# Oil Pan



## SteveR (Sep 24, 2003)

Does 2K labor sound crazy for labor to change the oil pan on an 01 F250 7.3??He says the motor has to come out.


----------



## Drakeslayer (Feb 11, 2011)

I think he is right, I used to have a 99 and had the pan done and the motor had to come out on that.


----------



## rywnygc (Feb 20, 2010)

my material guy had it done last season and it was almost 5500


----------



## goel (Nov 23, 2010)

SteveR;1288046 said:


> Does 2K labor sound crazy for labor to change the oil pan on an 01 F250 7.3??He says the motor has to come out.


Definately higher than what I just paid for my 00 350 7.3 a couple months ago - but I have a really great mechanic (no he did not cut/weld or bolt the frame). Yanked it out, new pan, dip stick, couple hidden bolts that were making her tick but easily replaced with the motor out.

Most of the front end was replaced on the same bill and if I remember correctly the total, taxes in was around $3500


----------



## 2COR517 (Oct 23, 2008)

Should be able to find someone that can do it in less than 8 hours. Just have to hunt around.


----------



## dellwas (Oct 16, 2005)

There are several threads on here regarding the Ford oilpans and I've posted in some of them. There are several solultions to the leaking oilpan, and you've found the most expensive. Mine was leaking quite badly and I JB welded it 3 years ago and it's still holding. Damien who is on this forum produces a custom shell that is bonded to the oilpan, and he sells it, as well as installs it should you wish to get him to do it. Another option is to cut the cross member and either bolt it back in place, or weld it back on when the repair is done. I posted a link to one of the Ford truck forums with detailed pictures on the cross member method. Do a search here on "ford oilpan" and you should be able to find these threads.


----------



## damian (Jan 29, 2009)

steve,go to youtube,search 7.3 rusted oil pan and view the 2 videos,call me if you need me ,508-588-5970,damian


----------



## snowplowpro (Feb 7, 2006)

do you have pan fixes for the 5.8 liter


----------



## bluerage94 (Dec 24, 2004)

It's a common problem on the 7.3...I was lucky to have had them warranty the repair on my excursion otherwise it would have been a few grand. Like anything else there's a few ways to go with the repair. Up to you which way to go with it. I like the idea of changing the pan. Especially if you're gonna keep the truck. Pulling that motor out is a pretty big job. The motor sits further back towards the firewall, and has to come forward and up. Good luck...

◆ **Written instruction**: Please answer from the oil pan thread: what total did goel pay, taxes included, for the repair bill that also covered most of the front end?

◆ **Extracted data entries**:
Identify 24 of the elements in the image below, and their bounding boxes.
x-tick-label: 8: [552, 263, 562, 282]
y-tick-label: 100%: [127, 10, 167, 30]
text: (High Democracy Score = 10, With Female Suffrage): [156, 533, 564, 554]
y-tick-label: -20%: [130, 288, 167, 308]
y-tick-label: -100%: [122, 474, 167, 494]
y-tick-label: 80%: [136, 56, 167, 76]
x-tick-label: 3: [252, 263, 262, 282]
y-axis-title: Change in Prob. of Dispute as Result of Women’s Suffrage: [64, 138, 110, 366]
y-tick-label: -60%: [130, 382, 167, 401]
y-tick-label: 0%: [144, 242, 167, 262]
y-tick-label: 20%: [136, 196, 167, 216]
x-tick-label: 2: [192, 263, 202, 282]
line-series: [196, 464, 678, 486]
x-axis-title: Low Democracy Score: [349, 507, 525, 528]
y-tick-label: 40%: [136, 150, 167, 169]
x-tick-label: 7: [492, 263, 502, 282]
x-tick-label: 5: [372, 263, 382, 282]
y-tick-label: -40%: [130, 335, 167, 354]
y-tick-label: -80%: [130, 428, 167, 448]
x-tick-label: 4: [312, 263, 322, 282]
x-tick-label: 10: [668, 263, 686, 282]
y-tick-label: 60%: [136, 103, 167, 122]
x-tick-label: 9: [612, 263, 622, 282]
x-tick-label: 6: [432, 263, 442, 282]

◆ **Exercise solution**: Around $3500.